:: Task to carry out ::
Extract the entries in their exact form.

:: Records from a dataset ::
================================
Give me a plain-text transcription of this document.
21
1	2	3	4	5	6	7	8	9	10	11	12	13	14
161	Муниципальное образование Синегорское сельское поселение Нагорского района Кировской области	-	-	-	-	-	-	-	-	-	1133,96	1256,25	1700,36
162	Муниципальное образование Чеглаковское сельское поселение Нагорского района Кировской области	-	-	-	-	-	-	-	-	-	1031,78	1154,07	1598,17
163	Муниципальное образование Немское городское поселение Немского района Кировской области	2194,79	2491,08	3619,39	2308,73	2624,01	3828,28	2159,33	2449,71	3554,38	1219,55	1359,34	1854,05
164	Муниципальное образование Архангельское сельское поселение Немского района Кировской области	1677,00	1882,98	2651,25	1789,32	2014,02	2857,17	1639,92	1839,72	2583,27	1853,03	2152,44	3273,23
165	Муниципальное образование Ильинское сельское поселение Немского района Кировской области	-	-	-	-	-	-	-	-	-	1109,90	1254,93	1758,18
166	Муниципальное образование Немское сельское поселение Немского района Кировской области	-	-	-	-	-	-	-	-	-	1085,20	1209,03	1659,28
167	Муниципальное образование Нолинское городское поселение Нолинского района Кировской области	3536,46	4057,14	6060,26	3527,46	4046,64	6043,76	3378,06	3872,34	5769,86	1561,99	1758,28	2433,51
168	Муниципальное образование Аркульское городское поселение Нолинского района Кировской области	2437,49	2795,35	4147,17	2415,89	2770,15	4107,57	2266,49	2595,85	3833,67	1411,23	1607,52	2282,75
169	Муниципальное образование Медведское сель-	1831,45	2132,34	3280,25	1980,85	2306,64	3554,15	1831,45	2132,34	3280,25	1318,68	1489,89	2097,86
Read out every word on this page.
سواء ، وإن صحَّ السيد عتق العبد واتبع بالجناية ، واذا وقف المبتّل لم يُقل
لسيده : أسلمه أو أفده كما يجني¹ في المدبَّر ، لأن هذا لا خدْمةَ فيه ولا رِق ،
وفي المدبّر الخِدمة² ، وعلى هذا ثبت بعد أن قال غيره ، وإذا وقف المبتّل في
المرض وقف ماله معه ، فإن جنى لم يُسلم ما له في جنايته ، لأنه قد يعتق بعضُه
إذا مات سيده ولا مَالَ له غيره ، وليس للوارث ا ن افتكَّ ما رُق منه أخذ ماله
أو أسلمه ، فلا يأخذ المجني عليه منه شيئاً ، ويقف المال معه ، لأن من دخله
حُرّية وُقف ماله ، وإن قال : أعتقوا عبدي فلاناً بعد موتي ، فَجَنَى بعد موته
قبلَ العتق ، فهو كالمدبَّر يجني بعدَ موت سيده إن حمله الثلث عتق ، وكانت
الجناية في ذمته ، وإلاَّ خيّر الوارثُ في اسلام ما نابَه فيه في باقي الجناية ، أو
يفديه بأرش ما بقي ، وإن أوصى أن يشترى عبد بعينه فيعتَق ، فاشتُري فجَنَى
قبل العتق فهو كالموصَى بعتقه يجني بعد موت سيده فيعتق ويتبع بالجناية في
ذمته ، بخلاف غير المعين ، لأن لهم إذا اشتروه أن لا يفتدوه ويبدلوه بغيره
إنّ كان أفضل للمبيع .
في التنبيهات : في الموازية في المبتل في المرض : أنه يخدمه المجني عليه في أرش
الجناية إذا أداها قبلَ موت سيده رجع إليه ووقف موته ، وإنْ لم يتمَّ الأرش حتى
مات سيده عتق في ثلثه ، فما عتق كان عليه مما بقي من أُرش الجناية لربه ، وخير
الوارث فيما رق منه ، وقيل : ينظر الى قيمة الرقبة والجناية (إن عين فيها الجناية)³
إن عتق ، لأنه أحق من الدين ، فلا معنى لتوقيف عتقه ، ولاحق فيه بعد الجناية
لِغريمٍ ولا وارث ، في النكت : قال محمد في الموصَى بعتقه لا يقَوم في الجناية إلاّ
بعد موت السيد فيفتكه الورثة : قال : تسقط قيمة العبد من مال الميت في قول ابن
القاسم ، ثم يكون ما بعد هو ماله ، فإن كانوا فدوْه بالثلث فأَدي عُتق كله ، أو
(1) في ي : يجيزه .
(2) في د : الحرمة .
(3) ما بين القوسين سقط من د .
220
================================
:: Written reply ::
Give me a plain-text transcription of this document.
21
1	2	3	4	5	6	7	8	9	10	11	12	13	14
161	Муниципальное образование Синегорское сельское поселение Нагорского района Кировской области	-	-	-	-	-	-	-	-	-	1133,96	1256,25	1700,36
162	Муниципальное образование Чеглаковское сельское поселение Нагорского района Кировской области	-	-	-	-	-	-	-	-	-	1031,78	1154,07	1598,17
163	Муниципальное образование Немское городское поселение Немского района Кировской области	2194,79	2491,08	3619,39	2308,73	2624,01	3828,28	2159,33	2449,71	3554,38	1219,55	1359,34	1854,05
164	Муниципальное образование Архангельское сельское поселение Немского района Кировской области	1677,00	1882,98	2651,25	1789,32	2014,02	2857,17	1639,92	1839,72	2583,27	1853,03	2152,44	3273,23
165	Муниципальное образование Ильинское сельское поселение Немского района Кировской области	-	-	-	-	-	-	-	-	-	1109,90	1254,93	1758,18
166	Муниципальное образование Немское сельское поселение Немского района Кировской области	-	-	-	-	-	-	-	-	-	1085,20	1209,03	1659,28
167	Муниципальное образование Нолинское городское поселение Нолинского района Кировской области	3536,46	4057,14	6060,26	3527,46	4046,64	6043,76	3378,06	3872,34	5769,86	1561,99	1758,28	2433,51
168	Муниципальное образование Аркульское городское поселение Нолинского района Кировской области	2437,49	2795,35	4147,17	2415,89	2770,15	4107,57	2266,49	2595,85	3833,67	1411,23	1607,52	2282,75
169	Муниципальное образование Медведское сель-	1831,45	2132,34	3280,25	1980,85	2306,64	3554,15	1831,45	2132,34	3280,25	1318,68	1489,89	2097,86
Read out every word on this page.
سواء ، وإن صحَّ السيد عتق العبد واتبع بالجناية ، واذا وقف المبتّل لم يُقل
لسيده : أسلمه أو أفده كما يجني¹ في المدبَّر ، لأن هذا لا خدْمةَ فيه ولا رِق ،
وفي المدبّر الخِدمة² ، وعلى هذا ثبت بعد أن قال غيره ، وإذا وقف المبتّل في
المرض وقف ماله معه ، فإن جنى لم يُسلم ما له في جنايته ، لأنه قد يعتق بعضُه
إذا مات سيده ولا مَالَ له غيره ، وليس للوارث ا ن افتكَّ ما رُق منه أخذ ماله
أو أسلمه ، فلا يأخذ المجني عليه منه شيئاً ، ويقف المال معه ، لأن من دخله
حُرّية وُقف ماله ، وإن قال : أعتقوا عبدي فلاناً بعد موتي ، فَجَنَى بعد موته
قبلَ العتق ، فهو كالمدبَّر يجني بعدَ موت سيده إن حمله الثلث عتق ، وكانت
الجناية في ذمته ، وإلاَّ خيّر الوارثُ في اسلام ما نابَه فيه في باقي الجناية ، أو
يفديه بأرش ما بقي ، وإن أوصى أن يشترى عبد بعينه فيعتَق ، فاشتُري فجَنَى
قبل العتق فهو كالموصَى بعتقه يجني بعد موت سيده فيعتق ويتبع بالجناية في
ذمته ، بخلاف غير المعين ، لأن لهم إذا اشتروه أن لا يفتدوه ويبدلوه بغيره
إنّ كان أفضل للمبيع .
في التنبيهات : في الموازية في المبتل في المرض : أنه يخدمه المجني عليه في أرش
الجناية إذا أداها قبلَ موت سيده رجع إليه ووقف موته ، وإنْ لم يتمَّ الأرش حتى
مات سيده عتق في ثلثه ، فما عتق كان عليه مما بقي من أُرش الجناية لربه ، وخير
الوارث فيما رق منه ، وقيل : ينظر الى قيمة الرقبة والجناية (إن عين فيها الجناية)³
إن عتق ، لأنه أحق من الدين ، فلا معنى لتوقيف عتقه ، ولاحق فيه بعد الجناية
لِغريمٍ ولا وارث ، في النكت : قال محمد في الموصَى بعتقه لا يقَوم في الجناية إلاّ
بعد موت السيد فيفتكه الورثة : قال : تسقط قيمة العبد من مال الميت في قول ابن
القاسم ، ثم يكون ما بعد هو ماله ، فإن كانوا فدوْه بالثلث فأَدي عُتق كله ، أو
(1) في ي : يجيزه .
(2) في د : الحرمة .
(3) ما بين القوسين سقط من د .
220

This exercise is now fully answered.